=== WRITTEN REQUEST ===
Identify the lines containing the word "screenshot". Copy each one.

Recorded data:
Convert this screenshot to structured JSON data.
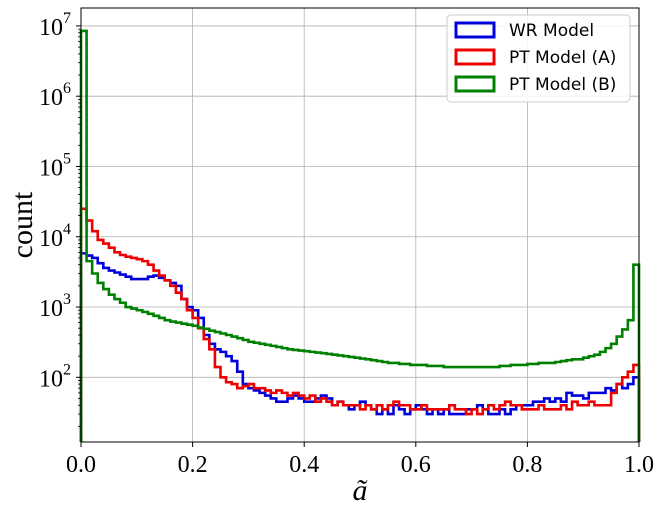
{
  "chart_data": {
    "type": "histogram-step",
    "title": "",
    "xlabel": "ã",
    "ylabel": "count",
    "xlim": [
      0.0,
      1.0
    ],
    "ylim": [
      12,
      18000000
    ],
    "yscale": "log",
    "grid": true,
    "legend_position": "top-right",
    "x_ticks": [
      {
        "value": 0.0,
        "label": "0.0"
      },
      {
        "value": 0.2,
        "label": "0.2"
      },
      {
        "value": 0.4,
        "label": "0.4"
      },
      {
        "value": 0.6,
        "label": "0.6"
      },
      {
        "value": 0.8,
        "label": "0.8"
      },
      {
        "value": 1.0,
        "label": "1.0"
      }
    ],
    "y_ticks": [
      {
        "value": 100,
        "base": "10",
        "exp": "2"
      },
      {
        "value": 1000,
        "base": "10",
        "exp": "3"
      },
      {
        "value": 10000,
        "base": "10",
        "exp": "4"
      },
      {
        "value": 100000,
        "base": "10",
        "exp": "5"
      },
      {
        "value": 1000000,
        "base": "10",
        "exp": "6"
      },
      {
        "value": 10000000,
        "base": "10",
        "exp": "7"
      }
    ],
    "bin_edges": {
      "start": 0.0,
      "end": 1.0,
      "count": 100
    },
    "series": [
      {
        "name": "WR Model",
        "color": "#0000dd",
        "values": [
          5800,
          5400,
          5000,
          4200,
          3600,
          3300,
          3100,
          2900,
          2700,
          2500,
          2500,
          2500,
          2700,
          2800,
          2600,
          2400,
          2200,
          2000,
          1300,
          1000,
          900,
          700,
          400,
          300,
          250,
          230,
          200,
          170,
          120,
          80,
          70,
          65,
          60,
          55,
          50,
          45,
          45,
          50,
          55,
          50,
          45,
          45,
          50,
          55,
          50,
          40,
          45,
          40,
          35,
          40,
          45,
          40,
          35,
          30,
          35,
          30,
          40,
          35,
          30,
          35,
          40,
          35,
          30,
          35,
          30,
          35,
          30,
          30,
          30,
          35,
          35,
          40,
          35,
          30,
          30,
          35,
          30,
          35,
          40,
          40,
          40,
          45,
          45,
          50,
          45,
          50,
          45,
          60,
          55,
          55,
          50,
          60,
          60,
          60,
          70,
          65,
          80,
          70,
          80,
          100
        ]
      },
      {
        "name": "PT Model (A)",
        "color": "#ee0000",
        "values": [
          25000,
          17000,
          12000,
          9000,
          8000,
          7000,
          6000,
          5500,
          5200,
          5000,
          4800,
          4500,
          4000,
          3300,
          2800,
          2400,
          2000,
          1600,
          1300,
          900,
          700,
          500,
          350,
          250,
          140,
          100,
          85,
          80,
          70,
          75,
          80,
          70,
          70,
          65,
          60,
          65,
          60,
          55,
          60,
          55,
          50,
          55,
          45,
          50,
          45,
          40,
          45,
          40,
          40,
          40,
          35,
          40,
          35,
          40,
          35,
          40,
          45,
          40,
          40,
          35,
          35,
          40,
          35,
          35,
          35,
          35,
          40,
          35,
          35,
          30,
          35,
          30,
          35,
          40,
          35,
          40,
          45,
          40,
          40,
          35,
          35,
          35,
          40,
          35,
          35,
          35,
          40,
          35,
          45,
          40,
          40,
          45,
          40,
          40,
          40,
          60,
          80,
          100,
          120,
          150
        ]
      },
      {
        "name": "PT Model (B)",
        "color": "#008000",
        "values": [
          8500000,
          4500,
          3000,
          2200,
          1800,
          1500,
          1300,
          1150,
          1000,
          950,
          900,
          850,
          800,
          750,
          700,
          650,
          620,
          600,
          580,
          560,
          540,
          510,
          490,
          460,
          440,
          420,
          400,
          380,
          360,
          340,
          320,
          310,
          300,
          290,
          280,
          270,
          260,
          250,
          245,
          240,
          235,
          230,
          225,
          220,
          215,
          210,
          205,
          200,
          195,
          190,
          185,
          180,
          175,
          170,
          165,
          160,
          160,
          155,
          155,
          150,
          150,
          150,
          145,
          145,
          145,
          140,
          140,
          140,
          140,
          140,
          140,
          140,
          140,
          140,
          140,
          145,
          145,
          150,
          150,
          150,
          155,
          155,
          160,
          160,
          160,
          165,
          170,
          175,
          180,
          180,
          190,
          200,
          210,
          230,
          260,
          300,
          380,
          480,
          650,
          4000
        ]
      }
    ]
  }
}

...

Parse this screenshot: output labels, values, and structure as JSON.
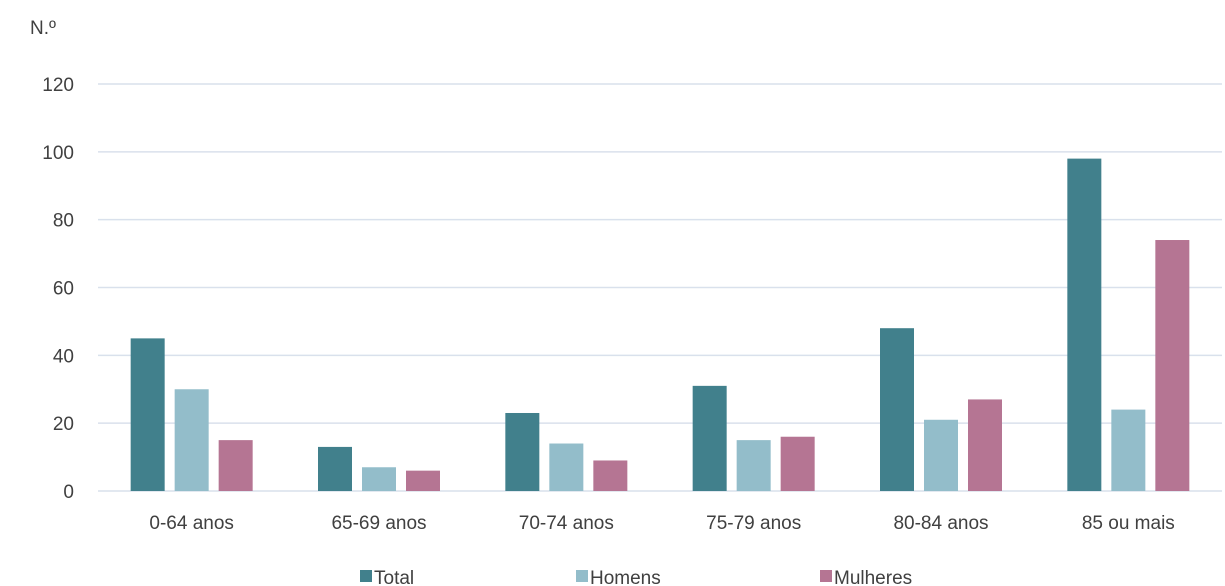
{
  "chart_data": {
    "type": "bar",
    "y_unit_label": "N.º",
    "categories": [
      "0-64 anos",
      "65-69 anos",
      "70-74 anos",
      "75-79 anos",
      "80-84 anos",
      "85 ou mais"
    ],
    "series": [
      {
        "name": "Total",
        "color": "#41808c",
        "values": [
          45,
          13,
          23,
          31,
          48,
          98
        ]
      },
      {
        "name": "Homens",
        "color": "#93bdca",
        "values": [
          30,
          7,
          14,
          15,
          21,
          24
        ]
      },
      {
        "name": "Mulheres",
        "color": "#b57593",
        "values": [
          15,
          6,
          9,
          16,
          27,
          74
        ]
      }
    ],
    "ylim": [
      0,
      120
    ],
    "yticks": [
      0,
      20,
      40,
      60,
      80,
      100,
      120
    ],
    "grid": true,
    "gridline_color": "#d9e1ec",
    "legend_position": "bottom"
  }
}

=== RESULT FOR THIS EXERCISE ===
Convert this screenshot to structured JSON data.
Parse this screenshot: output labels, values, and structure as JSON.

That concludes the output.